[Saved data entries]
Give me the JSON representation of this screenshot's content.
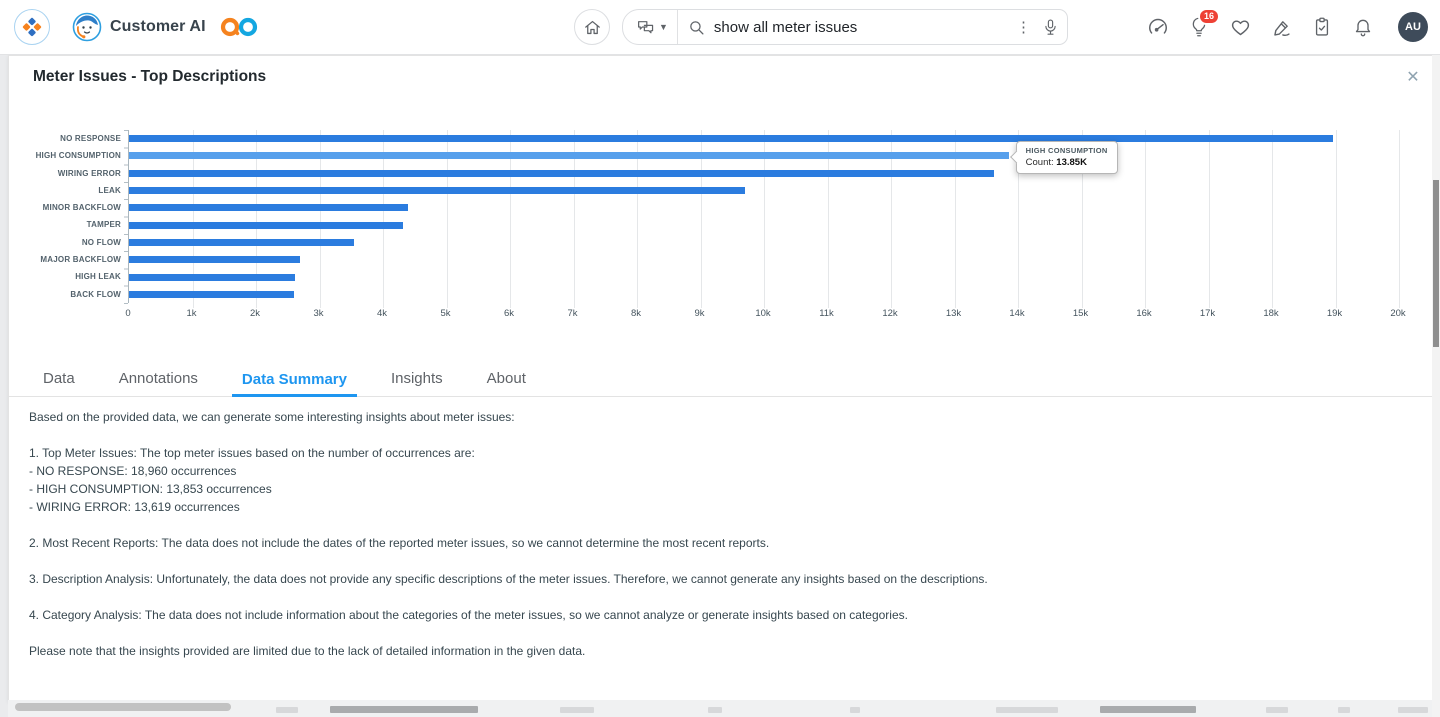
{
  "topbar": {
    "app_name": "Customer AI",
    "search": {
      "query": "show all meter issues"
    },
    "notification_count": "16",
    "avatar_initials": "AU",
    "right_icons": [
      "gauge",
      "lightbulb",
      "heart",
      "signature-pen",
      "clipboard-check",
      "bell"
    ]
  },
  "panel": {
    "title": "Meter Issues - Top Descriptions",
    "close_glyph": "✕"
  },
  "tabs": [
    {
      "label": "Data",
      "active": false
    },
    {
      "label": "Annotations",
      "active": false
    },
    {
      "label": "Data Summary",
      "active": true
    },
    {
      "label": "Insights",
      "active": false
    },
    {
      "label": "About",
      "active": false
    }
  ],
  "chart_data": {
    "type": "bar",
    "orientation": "horizontal",
    "title": "Meter Issues - Top Descriptions",
    "categories": [
      "NO RESPONSE",
      "HIGH CONSUMPTION",
      "WIRING ERROR",
      "LEAK",
      "MINOR BACKFLOW",
      "TAMPER",
      "NO FLOW",
      "MAJOR BACKFLOW",
      "HIGH LEAK",
      "BACK FLOW"
    ],
    "values": [
      18960,
      13853,
      13619,
      9700,
      4400,
      4320,
      3550,
      2700,
      2620,
      2600
    ],
    "xlabel": "",
    "ylabel": "",
    "xlim": [
      0,
      20000
    ],
    "x_ticks": [
      "0",
      "1k",
      "2k",
      "3k",
      "4k",
      "5k",
      "6k",
      "7k",
      "8k",
      "9k",
      "10k",
      "11k",
      "12k",
      "13k",
      "14k",
      "15k",
      "16k",
      "17k",
      "18k",
      "19k",
      "20k"
    ],
    "grid": true,
    "bar_color": "#2b7cdf",
    "highlight_color": "#57a0ec",
    "highlight_index": 1,
    "tooltip": {
      "title": "HIGH CONSUMPTION",
      "label": "Count:",
      "value": "13.85K"
    }
  },
  "summary": {
    "paragraphs": [
      [
        "Based on the provided data, we can generate some interesting insights about meter issues:"
      ],
      [
        "1. Top Meter Issues: The top meter issues based on the number of occurrences are:",
        "- NO RESPONSE: 18,960 occurrences",
        "- HIGH CONSUMPTION: 13,853 occurrences",
        "- WIRING ERROR: 13,619 occurrences"
      ],
      [
        "2. Most Recent Reports: The data does not include the dates of the reported meter issues, so we cannot determine the most recent reports."
      ],
      [
        "3. Description Analysis: Unfortunately, the data does not provide any specific descriptions of the meter issues. Therefore, we cannot generate any insights based on the descriptions."
      ],
      [
        "4. Category Analysis: The data does not include information about the categories of the meter issues, so we cannot analyze or generate insights based on categories."
      ],
      [
        "Please note that the insights provided are limited due to the lack of detailed information in the given data."
      ]
    ]
  }
}
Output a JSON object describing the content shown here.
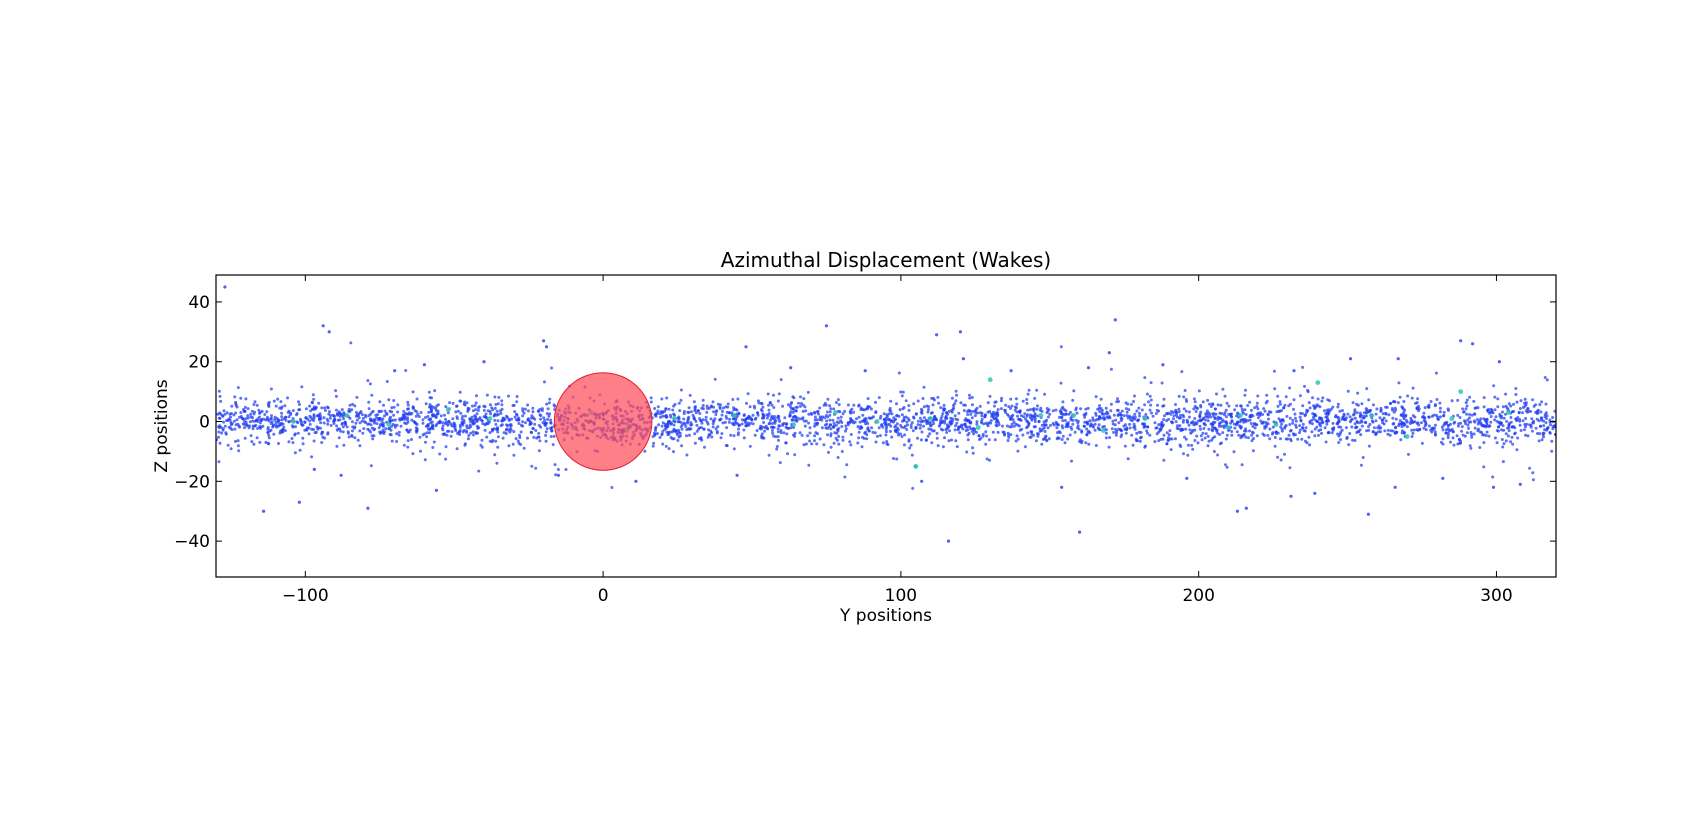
{
  "chart_data": {
    "type": "scatter",
    "title": "Azimuthal Displacement (Wakes)",
    "xlabel": "Y positions",
    "ylabel": "Z positions",
    "xlim": [
      -130,
      320
    ],
    "ylim": [
      -52,
      49
    ],
    "xticks": [
      -100,
      0,
      100,
      200,
      300
    ],
    "yticks": [
      -40,
      -20,
      0,
      20,
      40
    ],
    "xtick_labels": [
      "−100",
      "0",
      "100",
      "200",
      "300"
    ],
    "ytick_labels": [
      "−40",
      "−20",
      "0",
      "20",
      "40"
    ],
    "grid": false,
    "legend": "none",
    "colors": {
      "points": "#1f3bf0",
      "highlight_points": "#2ec7b0",
      "moon": "#ff4d5a"
    },
    "moon": {
      "x": 0,
      "y": 0,
      "radius": 15
    },
    "band": {
      "x_range": [
        -130,
        320
      ],
      "core_sigma": 3.6,
      "count": 3800
    },
    "outliers": [
      [
        -127,
        45
      ],
      [
        -94,
        32
      ],
      [
        -92,
        30
      ],
      [
        -114,
        -30
      ],
      [
        -102,
        -27
      ],
      [
        -79,
        -29
      ],
      [
        -56,
        -23
      ],
      [
        -40,
        20
      ],
      [
        -20,
        27
      ],
      [
        -19,
        25
      ],
      [
        48,
        25
      ],
      [
        75,
        32
      ],
      [
        112,
        29
      ],
      [
        120,
        30
      ],
      [
        121,
        21
      ],
      [
        172,
        34
      ],
      [
        170,
        23
      ],
      [
        288,
        27
      ],
      [
        292,
        26
      ],
      [
        301,
        20
      ],
      [
        105,
        -15
      ],
      [
        107,
        -20
      ],
      [
        116,
        -40
      ],
      [
        160,
        -37
      ],
      [
        213,
        -30
      ],
      [
        216,
        -29
      ],
      [
        231,
        -25
      ],
      [
        239,
        -24
      ],
      [
        257,
        -31
      ],
      [
        266,
        -22
      ],
      [
        282,
        -19
      ],
      [
        299,
        -22
      ],
      [
        308,
        -21
      ],
      [
        196,
        -19
      ],
      [
        154,
        -22
      ],
      [
        45,
        -18
      ],
      [
        11,
        -20
      ],
      [
        -15,
        -18
      ],
      [
        -88,
        -18
      ],
      [
        -97,
        -16
      ],
      [
        63,
        18
      ],
      [
        88,
        17
      ],
      [
        163,
        18
      ],
      [
        188,
        19
      ],
      [
        232,
        17
      ],
      [
        251,
        21
      ],
      [
        267,
        21
      ],
      [
        -60,
        19
      ],
      [
        -70,
        17
      ],
      [
        137,
        17
      ]
    ],
    "highlight_points": [
      [
        105,
        -15
      ],
      [
        130,
        14
      ],
      [
        240,
        13
      ],
      [
        288,
        10
      ],
      [
        -52,
        4
      ],
      [
        -38,
        1
      ],
      [
        -10,
        -2
      ],
      [
        -4,
        3
      ],
      [
        8,
        -3
      ],
      [
        24,
        1
      ],
      [
        44,
        2
      ],
      [
        64,
        -1
      ],
      [
        78,
        3
      ],
      [
        92,
        0
      ],
      [
        126,
        -2
      ],
      [
        147,
        2
      ],
      [
        168,
        -3
      ],
      [
        182,
        1
      ],
      [
        214,
        2
      ],
      [
        226,
        -1
      ],
      [
        258,
        2
      ],
      [
        270,
        -5
      ],
      [
        285,
        1
      ],
      [
        304,
        3
      ],
      [
        -104,
        0
      ],
      [
        -86,
        2
      ],
      [
        -72,
        -1
      ],
      [
        210,
        -2
      ],
      [
        158,
        2
      ],
      [
        110,
        1
      ]
    ]
  }
}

SET EXERCISE —
Collect each line above holding the string "categories".

WRITTEN SOLUTION —
    "categories": [
        "4. Category Analysis: The data does not include information about the categories of the meter issues, so we cannot analyze or generate insights based on categories."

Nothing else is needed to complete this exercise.